**Work to be completed**
Copy the listing verbatim, excluding any images found in it.

________________________

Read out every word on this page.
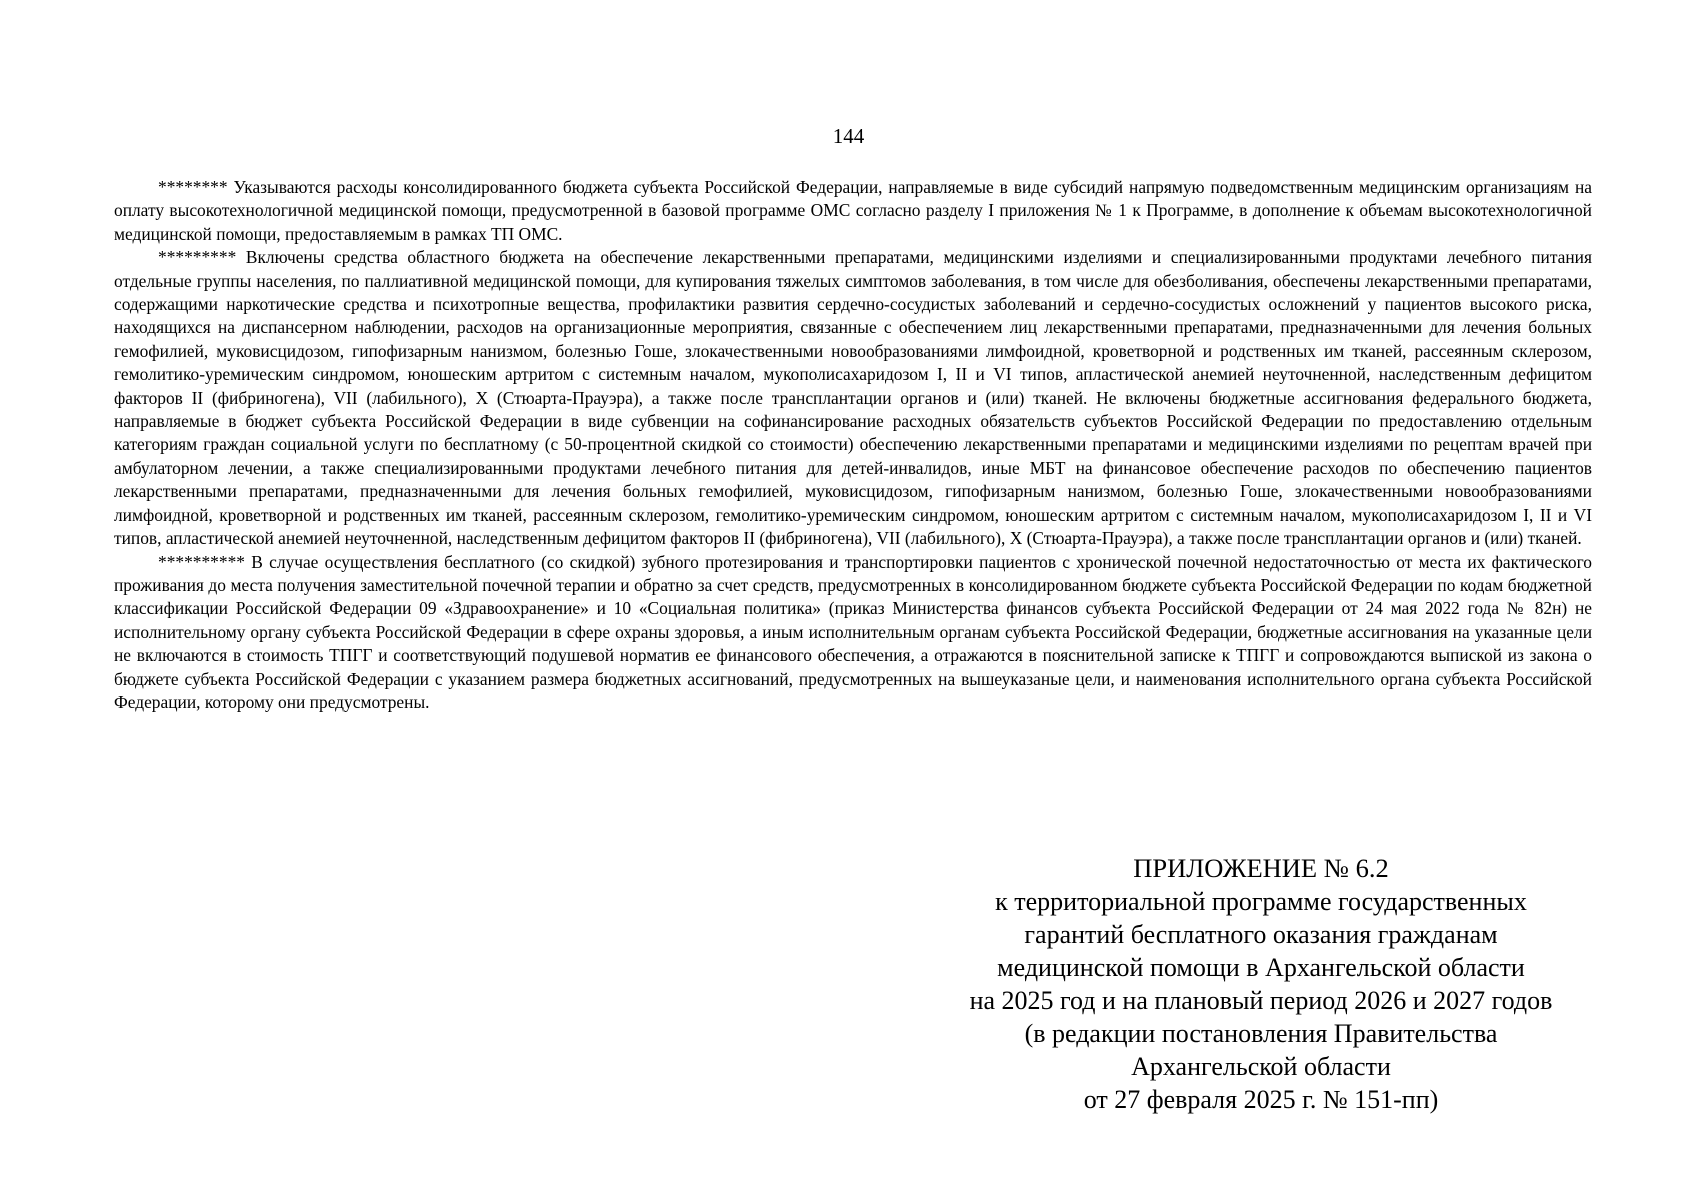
144

******** Указываются расходы консолидированного бюджета субъекта Российской Федерации, направляемые в виде субсидий напрямую подведомственным медицинским организациям на оплату высокотехнологичной медицинской помощи, предусмотренной в базовой программе ОМС согласно разделу I приложения № 1 к Программе, в дополнение к объемам высокотехнологичной медицинской помощи, предоставляемым в рамках ТП ОМС.

********* Включены средства областного бюджета на обеспечение лекарственными препаратами, медицинскими изделиями и специализированными продуктами лечебного питания отдельные группы населения, по паллиативной медицинской помощи, для купирования тяжелых симптомов заболевания, в том числе для обезболивания, обеспечены лекарственными препаратами, содержащими наркотические средства и психотропные вещества, профилактики развития сердечно-сосудистых заболеваний и сердечно-сосудистых осложнений у пациентов высокого риска, находящихся на диспансерном наблюдении, расходов на организационные мероприятия, связанные с обеспечением лиц лекарственными препаратами, предназначенными для лечения больных гемофилией, муковисцидозом, гипофизарным нанизмом, болезнью Гоше, злокачественными новообразованиями лимфоидной, кроветворной и родственных им тканей, рассеянным склерозом, гемолитико-уремическим синдромом, юношеским артритом с системным началом, мукополисахаридозом I, II и VI типов, апластической анемией неуточненной, наследственным дефицитом факторов II (фибриногена), VII (лабильного), X (Стюарта-Прауэра), а также после трансплантации органов и (или) тканей. Не включены бюджетные ассигнования федерального бюджета, направляемые в бюджет субъекта Российской Федерации в виде субвенции на софинансирование расходных обязательств субъектов Российской Федерации по предоставлению отдельным категориям граждан социальной услуги по бесплатному (с 50-процентной скидкой со стоимости) обеспечению лекарственными препаратами и медицинскими изделиями по рецептам врачей при амбулаторном лечении, а также специализированными продуктами лечебного питания для детей-инвалидов, иные МБТ на финансовое обеспечение расходов по обеспечению пациентов лекарственными препаратами, предназначенными для лечения больных гемофилией, муковисцидозом, гипофизарным нанизмом, болезнью Гоше, злокачественными новообразованиями лимфоидной, кроветворной и родственных им тканей, рассеянным склерозом, гемолитико-уремическим синдромом, юношеским артритом с системным началом, мукополисахаридозом I, II и VI типов, апластической анемией неуточненной, наследственным дефицитом факторов II (фибриногена), VII (лабильного), X (Стюарта-Прауэра), а также после трансплантации органов и (или) тканей.

********** В случае осуществления бесплатного (со скидкой) зубного протезирования и транспортировки пациентов с хронической почечной недостаточностью от места их фактического проживания до места получения заместительной почечной терапии и обратно за счет средств, предусмотренных в консолидированном бюджете субъекта Российской Федерации по кодам бюджетной классификации Российской Федерации 09 «Здравоохранение» и 10 «Социальная политика» (приказ Министерства финансов субъекта Российской Федерации от 24 мая 2022 года № 82н) не исполнительному органу субъекта Российской Федерации в сфере охраны здоровья, а иным исполнительным органам субъекта Российской Федерации, бюджетные ассигнования на указанные цели не включаются в стоимость ТПГГ и соответствующий подушевой норматив ее финансового обеспечения, а отражаются в пояснительной записке к ТПГГ и сопровождаются выпиской из закона о бюджете субъекта Российской Федерации с указанием размера бюджетных ассигнований, предусмотренных на вышеуказаные цели, и наименования исполнительного органа субъекта Российской Федерации, которому они предусмотрены.

ПРИЛОЖЕНИЕ № 6.2
к территориальной программе государственных
гарантий бесплатного оказания гражданам
медицинской помощи в Архангельской области
на 2025 год и на плановый период 2026 и 2027 годов
(в редакции постановления Правительства
Архангельской области
от 27 февраля 2025 г. № 151-пп)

________________________

**Full solution**
Read out every word on this page.
144

******** Указываются расходы консолидированного бюджета субъекта Российской Федерации, направляемые в виде субсидий напрямую подведомственным медицинским организациям на оплату высокотехнологичной медицинской помощи, предусмотренной в базовой программе ОМС согласно разделу I приложения № 1 к Программе, в дополнение к объемам высокотехнологичной медицинской помощи, предоставляемым в рамках ТП ОМС.

********* Включены средства областного бюджета на обеспечение лекарственными препаратами, медицинскими изделиями и специализированными продуктами лечебного питания отдельные группы населения, по паллиативной медицинской помощи, для купирования тяжелых симптомов заболевания, в том числе для обезболивания, обеспечены лекарственными препаратами, содержащими наркотические средства и психотропные вещества, профилактики развития сердечно-сосудистых заболеваний и сердечно-сосудистых осложнений у пациентов высокого риска, находящихся на диспансерном наблюдении, расходов на организационные мероприятия, связанные с обеспечением лиц лекарственными препаратами, предназначенными для лечения больных гемофилией, муковисцидозом, гипофизарным нанизмом, болезнью Гоше, злокачественными новообразованиями лимфоидной, кроветворной и родственных им тканей, рассеянным склерозом, гемолитико-уремическим синдромом, юношеским артритом с системным началом, мукополисахаридозом I, II и VI типов, апластической анемией неуточненной, наследственным дефицитом факторов II (фибриногена), VII (лабильного), X (Стюарта-Прауэра), а также после трансплантации органов и (или) тканей. Не включены бюджетные ассигнования федерального бюджета, направляемые в бюджет субъекта Российской Федерации в виде субвенции на софинансирование расходных обязательств субъектов Российской Федерации по предоставлению отдельным категориям граждан социальной услуги по бесплатному (с 50-процентной скидкой со стоимости) обеспечению лекарственными препаратами и медицинскими изделиями по рецептам врачей при амбулаторном лечении, а также специализированными продуктами лечебного питания для детей-инвалидов, иные МБТ на финансовое обеспечение расходов по обеспечению пациентов лекарственными препаратами, предназначенными для лечения больных гемофилией, муковисцидозом, гипофизарным нанизмом, болезнью Гоше, злокачественными новообразованиями лимфоидной, кроветворной и родственных им тканей, рассеянным склерозом, гемолитико-уремическим синдромом, юношеским артритом с системным началом, мукополисахаридозом I, II и VI типов, апластической анемией неуточненной, наследственным дефицитом факторов II (фибриногена), VII (лабильного), X (Стюарта-Прауэра), а также после трансплантации органов и (или) тканей.

********** В случае осуществления бесплатного (со скидкой) зубного протезирования и транспортировки пациентов с хронической почечной недостаточностью от места их фактического проживания до места получения заместительной почечной терапии и обратно за счет средств, предусмотренных в консолидированном бюджете субъекта Российской Федерации по кодам бюджетной классификации Российской Федерации 09 «Здравоохранение» и 10 «Социальная политика» (приказ Министерства финансов субъекта Российской Федерации от 24 мая 2022 года № 82н) не исполнительному органу субъекта Российской Федерации в сфере охраны здоровья, а иным исполнительным органам субъекта Российской Федерации, бюджетные ассигнования на указанные цели не включаются в стоимость ТПГГ и соответствующий подушевой норматив ее финансового обеспечения, а отражаются в пояснительной записке к ТПГГ и сопровождаются выпиской из закона о бюджете субъекта Российской Федерации с указанием размера бюджетных ассигнований, предусмотренных на вышеуказаные цели, и наименования исполнительного органа субъекта Российской Федерации, которому они предусмотрены.

ПРИЛОЖЕНИЕ № 6.2
к территориальной программе государственных
гарантий бесплатного оказания гражданам
медицинской помощи в Архангельской области
на 2025 год и на плановый период 2026 и 2027 годов
(в редакции постановления Правительства
Архангельской области
от 27 февраля 2025 г. № 151-пп)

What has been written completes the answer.